## What to do:
Reproduce all entries precisely, down to the last character.

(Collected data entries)
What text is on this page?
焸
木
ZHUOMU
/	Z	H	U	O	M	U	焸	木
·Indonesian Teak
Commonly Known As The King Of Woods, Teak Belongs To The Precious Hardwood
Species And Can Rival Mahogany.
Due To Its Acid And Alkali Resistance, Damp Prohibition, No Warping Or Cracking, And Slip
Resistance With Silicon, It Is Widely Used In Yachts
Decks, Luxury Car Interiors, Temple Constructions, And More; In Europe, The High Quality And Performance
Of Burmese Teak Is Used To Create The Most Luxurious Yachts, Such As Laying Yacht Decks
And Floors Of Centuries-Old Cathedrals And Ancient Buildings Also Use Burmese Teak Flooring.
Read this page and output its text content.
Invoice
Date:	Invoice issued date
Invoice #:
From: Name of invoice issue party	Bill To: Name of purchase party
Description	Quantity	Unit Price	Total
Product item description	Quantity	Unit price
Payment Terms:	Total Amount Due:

## In response:
What text is on this page?
焸
木
ZHUOMU
/	Z	H	U	O	M	U	焸	木
·Indonesian Teak
Commonly Known As The King Of Woods, Teak Belongs To The Precious Hardwood
Species And Can Rival Mahogany.
Due To Its Acid And Alkali Resistance, Damp Prohibition, No Warping Or Cracking, And Slip
Resistance With Silicon, It Is Widely Used In Yachts
Decks, Luxury Car Interiors, Temple Constructions, And More; In Europe, The High Quality And Performance
Of Burmese Teak Is Used To Create The Most Luxurious Yachts, Such As Laying Yacht Decks
And Floors Of Centuries-Old Cathedrals And Ancient Buildings Also Use Burmese Teak Flooring.
Read this page and output its text content.
Invoice
Date:	Invoice issued date
Invoice #:
From: Name of invoice issue party	Bill To: Name of purchase party
Description	Quantity	Unit Price	Total
Product item description	Quantity	Unit price
Payment Terms:	Total Amount Due:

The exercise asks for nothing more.